Document segment:
** START **
"I Trust My Ears"


Do you? Can you? Should you?

I don’t. The darn things try to trick me all the time!

Seriously, our ears are passive sensors. They forward sonic data to our brains. Ears don’t know if the data in question represents a child crying, a Chopin prelude, or a cow dropping a cowpie. That’s our brains’ job to figure out.

Similarly, our brains decide whether A sounds better than B, whether a component sounds phenomenal, etc.

So, "I trust my ears" should really be "I trust my brains".

And that has a different ring to it, doesn’t it?

 

 

devinplombier

Showing 3 responses by kofibaffour

@mazian you don't have deficient hearing in the problem areas which is mostly the lower treble region between 2 and 6kHz unless you can't hear to 6kHz.
** END **
To-do list:
- A) From the forum thread on trusting one's ears, list every example the opening post gives of what sonic data might represent.
- B) Pick up the forum thread on trusting one's ears and write the next reply after its last sentence.
The material that comes next isn't needed here.

Information shown:
** START **
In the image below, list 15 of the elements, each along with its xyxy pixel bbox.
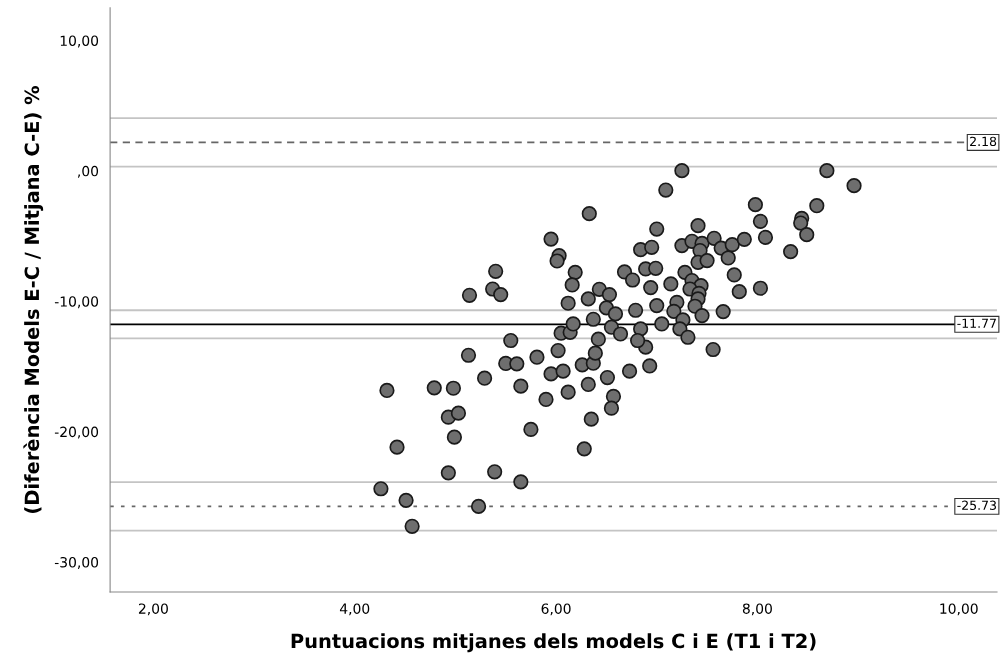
** END **
Task-by-task answers:
- A)
- a child crying
- a Chopin prelude
- a cow dropping a cowpie

- B)
But yes B&W newer iterations have always sounded stringent, overly bitey to me and the data doesn't lie about that

 

So preferring bright speakers because of high frequency hearing loss isn't a bulletproof phenomenon. I know many people who don't like B&W, Martin Logan and many speaker brands that have overly zealous presentation in the upper registers

@devinplombier someone gets it. Instead of blindly doing whack-a-mole with your speaker preferences. You demo something that intrigues you, look and pray it has a competent and full spin data, not some measly on axis FR. Then try to demo other speakers within that form of presentation so you can narrow it down.

That's how I ended up with my setup.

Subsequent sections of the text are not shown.